GIVEN EXERCISE - Omit every picture, then give all the entries again exactly.

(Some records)
________________________________________
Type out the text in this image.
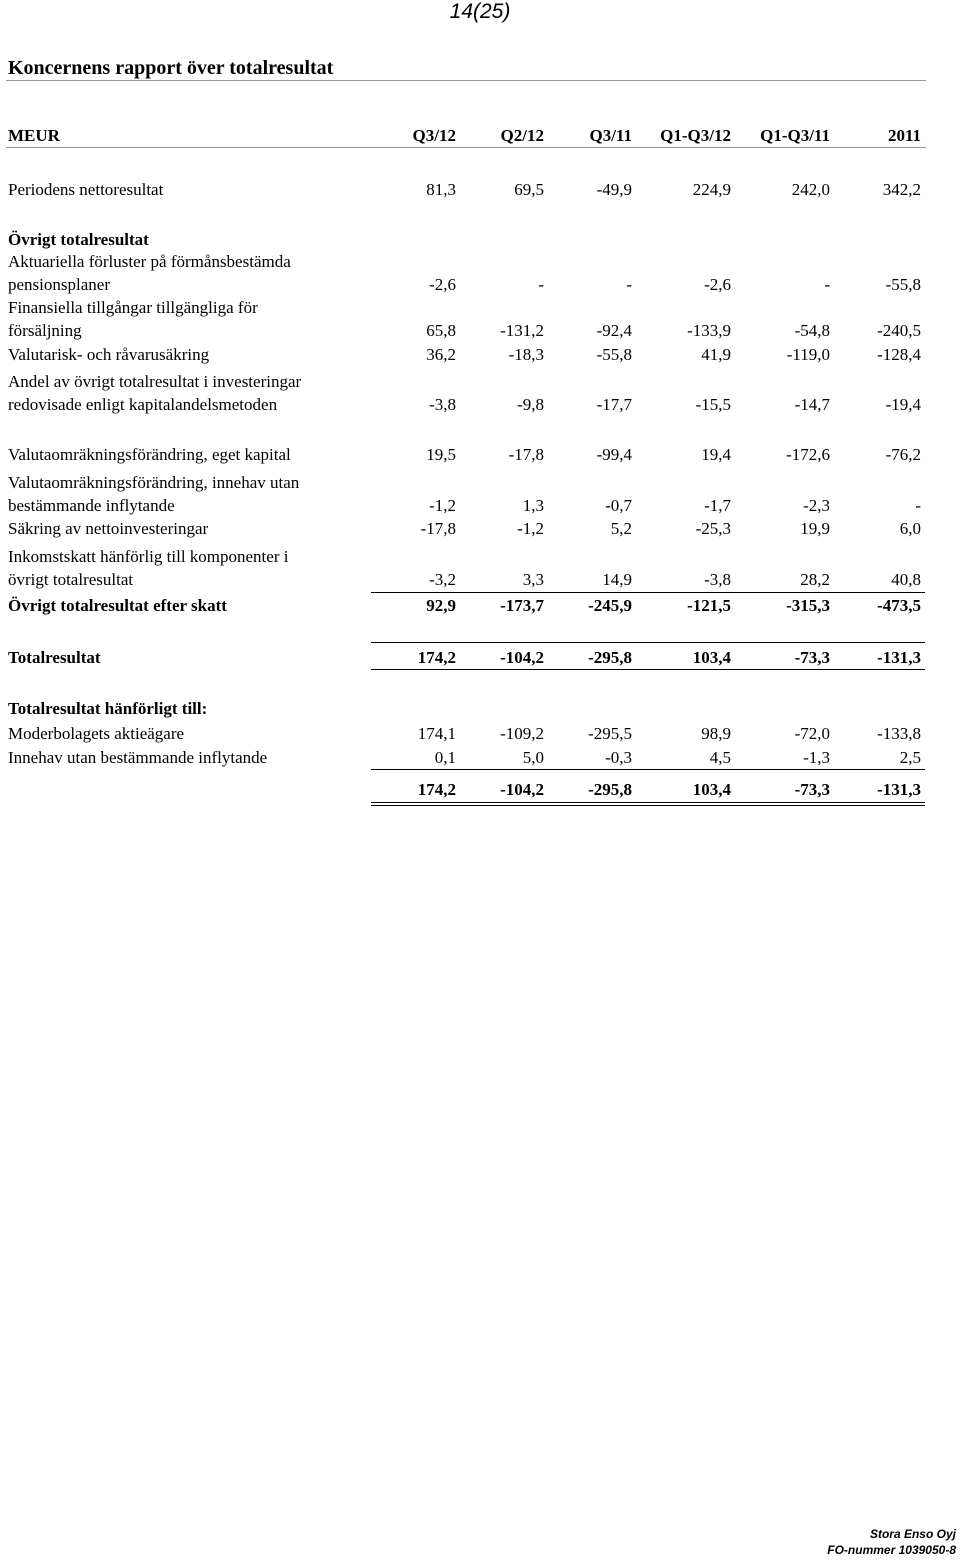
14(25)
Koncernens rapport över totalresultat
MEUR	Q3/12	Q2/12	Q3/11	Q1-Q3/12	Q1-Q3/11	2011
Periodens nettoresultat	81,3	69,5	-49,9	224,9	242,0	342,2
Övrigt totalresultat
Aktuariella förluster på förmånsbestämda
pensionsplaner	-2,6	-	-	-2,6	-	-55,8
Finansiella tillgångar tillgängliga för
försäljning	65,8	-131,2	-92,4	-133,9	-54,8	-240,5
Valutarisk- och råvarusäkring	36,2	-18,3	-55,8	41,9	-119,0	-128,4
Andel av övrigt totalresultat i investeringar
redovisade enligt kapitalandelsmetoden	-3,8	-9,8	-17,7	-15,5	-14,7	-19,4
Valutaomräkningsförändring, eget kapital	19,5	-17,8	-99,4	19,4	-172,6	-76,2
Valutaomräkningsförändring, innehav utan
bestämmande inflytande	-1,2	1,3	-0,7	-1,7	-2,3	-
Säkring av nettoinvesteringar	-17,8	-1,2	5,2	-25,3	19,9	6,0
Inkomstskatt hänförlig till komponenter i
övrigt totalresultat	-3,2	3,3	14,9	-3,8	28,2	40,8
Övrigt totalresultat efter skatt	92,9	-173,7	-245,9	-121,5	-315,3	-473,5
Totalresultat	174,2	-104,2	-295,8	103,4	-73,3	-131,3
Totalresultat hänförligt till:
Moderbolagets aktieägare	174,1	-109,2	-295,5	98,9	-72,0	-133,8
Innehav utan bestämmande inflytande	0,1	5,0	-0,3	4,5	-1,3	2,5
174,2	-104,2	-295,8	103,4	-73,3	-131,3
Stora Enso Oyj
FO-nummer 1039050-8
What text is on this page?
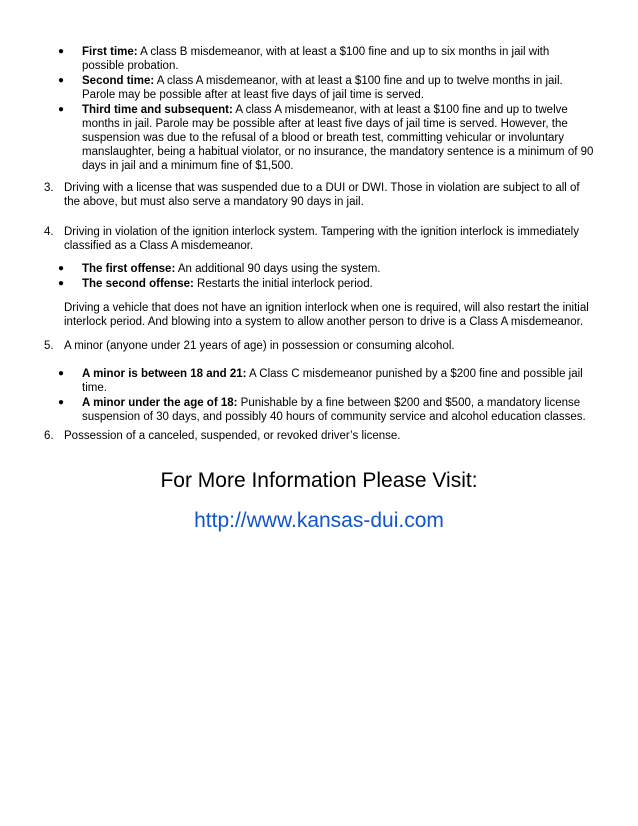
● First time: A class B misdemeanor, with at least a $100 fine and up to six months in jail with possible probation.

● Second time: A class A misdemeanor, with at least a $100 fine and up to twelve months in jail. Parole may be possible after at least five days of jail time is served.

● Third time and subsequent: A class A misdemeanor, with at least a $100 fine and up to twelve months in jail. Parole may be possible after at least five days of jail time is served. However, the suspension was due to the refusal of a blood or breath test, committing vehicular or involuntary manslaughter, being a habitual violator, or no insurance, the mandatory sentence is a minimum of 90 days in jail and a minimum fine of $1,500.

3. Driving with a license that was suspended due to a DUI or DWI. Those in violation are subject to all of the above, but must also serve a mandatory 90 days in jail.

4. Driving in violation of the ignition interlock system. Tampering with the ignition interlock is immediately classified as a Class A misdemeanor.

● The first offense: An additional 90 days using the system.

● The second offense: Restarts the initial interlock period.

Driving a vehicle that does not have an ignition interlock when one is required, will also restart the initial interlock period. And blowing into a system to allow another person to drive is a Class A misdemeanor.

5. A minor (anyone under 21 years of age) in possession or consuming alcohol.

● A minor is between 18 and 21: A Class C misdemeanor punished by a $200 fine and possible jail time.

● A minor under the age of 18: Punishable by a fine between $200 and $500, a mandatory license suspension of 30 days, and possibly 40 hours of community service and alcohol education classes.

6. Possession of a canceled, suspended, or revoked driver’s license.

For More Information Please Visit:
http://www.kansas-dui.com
________________________________________
EXPECTED OUTPUT -
Type out the text in this image.
14(25)
Koncernens rapport över totalresultat
MEUR	Q3/12	Q2/12	Q3/11	Q1-Q3/12	Q1-Q3/11	2011
Periodens nettoresultat	81,3	69,5	-49,9	224,9	242,0	342,2
Övrigt totalresultat
Aktuariella förluster på förmånsbestämda
pensionsplaner	-2,6	-	-	-2,6	-	-55,8
Finansiella tillgångar tillgängliga för
försäljning	65,8	-131,2	-92,4	-133,9	-54,8	-240,5
Valutarisk- och råvarusäkring	36,2	-18,3	-55,8	41,9	-119,0	-128,4
Andel av övrigt totalresultat i investeringar
redovisade enligt kapitalandelsmetoden	-3,8	-9,8	-17,7	-15,5	-14,7	-19,4
Valutaomräkningsförändring, eget kapital	19,5	-17,8	-99,4	19,4	-172,6	-76,2
Valutaomräkningsförändring, innehav utan
bestämmande inflytande	-1,2	1,3	-0,7	-1,7	-2,3	-
Säkring av nettoinvesteringar	-17,8	-1,2	5,2	-25,3	19,9	6,0
Inkomstskatt hänförlig till komponenter i
övrigt totalresultat	-3,2	3,3	14,9	-3,8	28,2	40,8
Övrigt totalresultat efter skatt	92,9	-173,7	-245,9	-121,5	-315,3	-473,5
Totalresultat	174,2	-104,2	-295,8	103,4	-73,3	-131,3
Totalresultat hänförligt till:
Moderbolagets aktieägare	174,1	-109,2	-295,5	98,9	-72,0	-133,8
Innehav utan bestämmande inflytande	0,1	5,0	-0,3	4,5	-1,3	2,5
174,2	-104,2	-295,8	103,4	-73,3	-131,3
Stora Enso Oyj
FO-nummer 1039050-8
What text is on this page?
● First time: A class B misdemeanor, with at least a $100 fine and up to six months in jail with possible probation.

● Second time: A class A misdemeanor, with at least a $100 fine and up to twelve months in jail. Parole may be possible after at least five days of jail time is served.

● Third time and subsequent: A class A misdemeanor, with at least a $100 fine and up to twelve months in jail. Parole may be possible after at least five days of jail time is served. However, the suspension was due to the refusal of a blood or breath test, committing vehicular or involuntary manslaughter, being a habitual violator, or no insurance, the mandatory sentence is a minimum of 90 days in jail and a minimum fine of $1,500.

3. Driving with a license that was suspended due to a DUI or DWI. Those in violation are subject to all of the above, but must also serve a mandatory 90 days in jail.

4. Driving in violation of the ignition interlock system. Tampering with the ignition interlock is immediately classified as a Class A misdemeanor.

● The first offense: An additional 90 days using the system.

● The second offense: Restarts the initial interlock period.

Driving a vehicle that does not have an ignition interlock when one is required, will also restart the initial interlock period. And blowing into a system to allow another person to drive is a Class A misdemeanor.

5. A minor (anyone under 21 years of age) in possession or consuming alcohol.

● A minor is between 18 and 21: A Class C misdemeanor punished by a $200 fine and possible jail time.

● A minor under the age of 18: Punishable by a fine between $200 and $500, a mandatory license suspension of 30 days, and possibly 40 hours of community service and alcohol education classes.

6. Possession of a canceled, suspended, or revoked driver’s license.

For More Information Please Visit:
http://www.kansas-dui.com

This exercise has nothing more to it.